> [EXERCISE OBJECTIVE]:
Set down each line of the material that follows, exactly, with no pictures.

-- begin DATA SECTION --

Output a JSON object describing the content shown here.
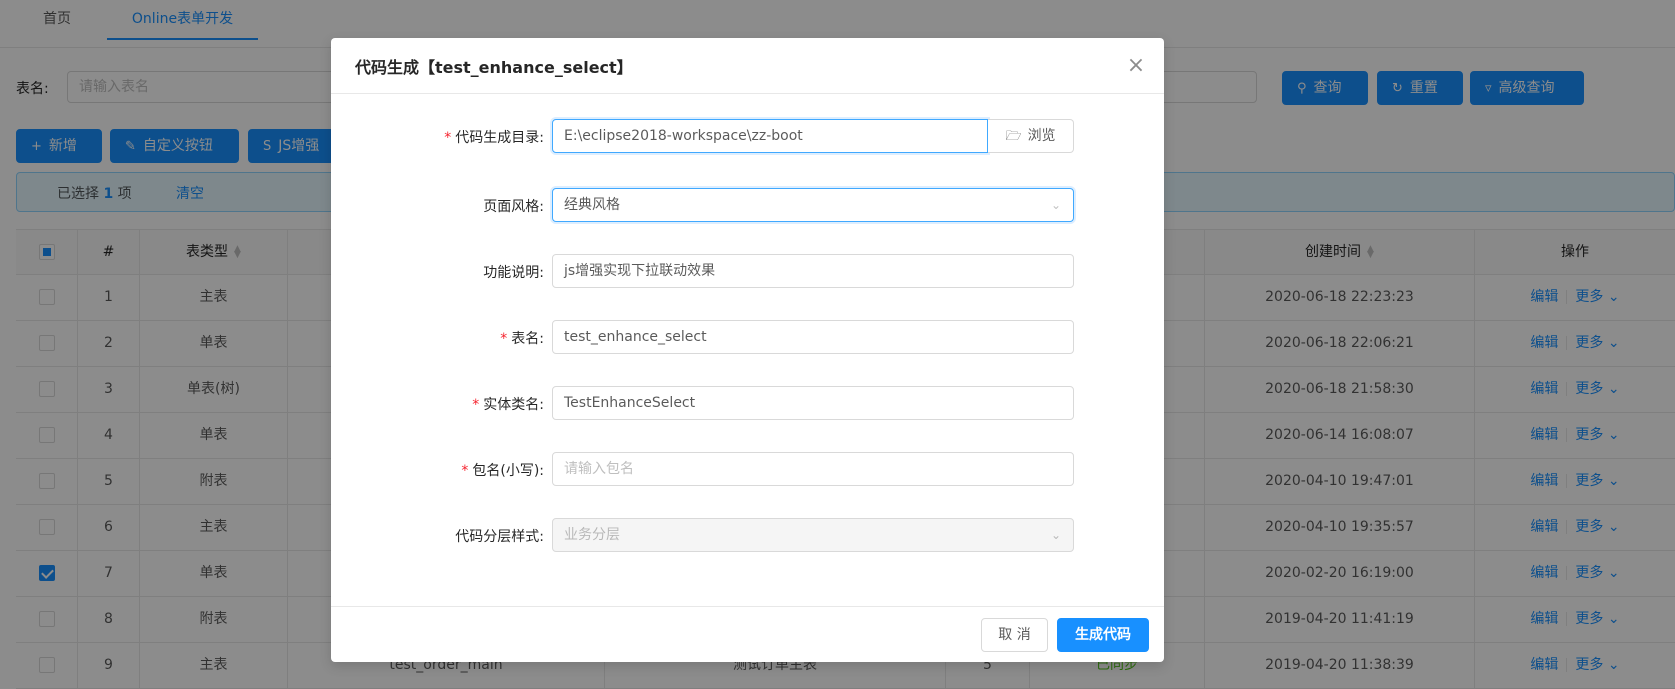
{
  "tabs": [
    {
      "label": "首页"
    },
    {
      "label": "Online表单开发"
    }
  ],
  "search": {
    "label": "表名:",
    "placeholder": "请输入表名",
    "query_label": "查询",
    "reset_label": "重置",
    "advanced_label": "高级查询"
  },
  "toolbar": {
    "add_label": "新增",
    "custom_label": "自定义按钮",
    "js_label": "JS增强"
  },
  "selection": {
    "prefix": "已选择",
    "count": "1",
    "suffix": "项",
    "clear_label": "清空"
  },
  "table": {
    "headers": {
      "num": "#",
      "type": "表类型",
      "time": "创建时间",
      "op": "操作"
    },
    "rows": [
      {
        "num": "1",
        "type": "主表",
        "time": "2020-06-18 22:23:23",
        "checked": false
      },
      {
        "num": "2",
        "type": "单表",
        "time": "2020-06-18 22:06:21",
        "checked": false
      },
      {
        "num": "3",
        "type": "单表(树)",
        "time": "2020-06-18 21:58:30",
        "checked": false
      },
      {
        "num": "4",
        "type": "单表",
        "time": "2020-06-14 16:08:07",
        "checked": false
      },
      {
        "num": "5",
        "type": "附表",
        "time": "2020-04-10 19:47:01",
        "checked": false
      },
      {
        "num": "6",
        "type": "主表",
        "time": "2020-04-10 19:35:57",
        "checked": false
      },
      {
        "num": "7",
        "type": "单表",
        "time": "2020-02-20 16:19:00",
        "checked": true
      },
      {
        "num": "8",
        "type": "附表",
        "time": "2019-04-20 11:41:19",
        "checked": false
      },
      {
        "num": "9",
        "type": "主表",
        "name": "test_order_main",
        "desc": "测试订单主表",
        "ver": "5",
        "sync": "已同步",
        "time": "2019-04-20 11:38:39",
        "checked": false
      }
    ],
    "edit_label": "编辑",
    "more_label": "更多"
  },
  "modal": {
    "title": "代码生成【test_enhance_select】",
    "fields": {
      "dir": {
        "label": "代码生成目录:",
        "value": "E:\\eclipse2018-workspace\\zz-boot",
        "browse_label": "浏览",
        "required": true
      },
      "style": {
        "label": "页面风格:",
        "value": "经典风格",
        "required": false
      },
      "desc": {
        "label": "功能说明:",
        "value": "js增强实现下拉联动效果",
        "required": false
      },
      "table": {
        "label": "表名:",
        "value": "test_enhance_select",
        "required": true
      },
      "entity": {
        "label": "实体类名:",
        "value": "TestEnhanceSelect",
        "required": true
      },
      "package": {
        "label": "包名(小写):",
        "placeholder": "请输入包名",
        "required": true
      },
      "layer": {
        "label": "代码分层样式:",
        "value": "业务分层",
        "required": false
      }
    },
    "cancel_label": "取 消",
    "ok_label": "生成代码"
  },
  "colors": {
    "primary": "#1890ff",
    "required": "#f5222d",
    "success": "#52c41a"
  }
}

-- end DATA SECTION --

> [EXPECTED ANSWER]:
Output a JSON object describing the content shown here.
{
  "tabs": [
    {
      "label": "首页"
    },
    {
      "label": "Online表单开发"
    }
  ],
  "search": {
    "label": "表名:",
    "placeholder": "请输入表名",
    "query_label": "查询",
    "reset_label": "重置",
    "advanced_label": "高级查询"
  },
  "toolbar": {
    "add_label": "新增",
    "custom_label": "自定义按钮",
    "js_label": "JS增强"
  },
  "selection": {
    "prefix": "已选择",
    "count": "1",
    "suffix": "项",
    "clear_label": "清空"
  },
  "table": {
    "headers": {
      "num": "#",
      "type": "表类型",
      "time": "创建时间",
      "op": "操作"
    },
    "rows": [
      {
        "num": "1",
        "type": "主表",
        "time": "2020-06-18 22:23:23",
        "checked": false
      },
      {
        "num": "2",
        "type": "单表",
        "time": "2020-06-18 22:06:21",
        "checked": false
      },
      {
        "num": "3",
        "type": "单表(树)",
        "time": "2020-06-18 21:58:30",
        "checked": false
      },
      {
        "num": "4",
        "type": "单表",
        "time": "2020-06-14 16:08:07",
        "checked": false
      },
      {
        "num": "5",
        "type": "附表",
        "time": "2020-04-10 19:47:01",
        "checked": false
      },
      {
        "num": "6",
        "type": "主表",
        "time": "2020-04-10 19:35:57",
        "checked": false
      },
      {
        "num": "7",
        "type": "单表",
        "time": "2020-02-20 16:19:00",
        "checked": true
      },
      {
        "num": "8",
        "type": "附表",
        "time": "2019-04-20 11:41:19",
        "checked": false
      },
      {
        "num": "9",
        "type": "主表",
        "name": "test_order_main",
        "desc": "测试订单主表",
        "ver": "5",
        "sync": "已同步",
        "time": "2019-04-20 11:38:39",
        "checked": false
      }
    ],
    "edit_label": "编辑",
    "more_label": "更多"
  },
  "modal": {
    "title": "代码生成【test_enhance_select】",
    "fields": {
      "dir": {
        "label": "代码生成目录:",
        "value": "E:\\eclipse2018-workspace\\zz-boot",
        "browse_label": "浏览",
        "required": true
      },
      "style": {
        "label": "页面风格:",
        "value": "经典风格",
        "required": false
      },
      "desc": {
        "label": "功能说明:",
        "value": "js增强实现下拉联动效果",
        "required": false
      },
      "table": {
        "label": "表名:",
        "value": "test_enhance_select",
        "required": true
      },
      "entity": {
        "label": "实体类名:",
        "value": "TestEnhanceSelect",
        "required": true
      },
      "package": {
        "label": "包名(小写):",
        "placeholder": "请输入包名",
        "required": true
      },
      "layer": {
        "label": "代码分层样式:",
        "value": "业务分层",
        "required": false
      }
    },
    "cancel_label": "取 消",
    "ok_label": "生成代码"
  },
  "colors": {
    "primary": "#1890ff",
    "required": "#f5222d",
    "success": "#52c41a"
  }
}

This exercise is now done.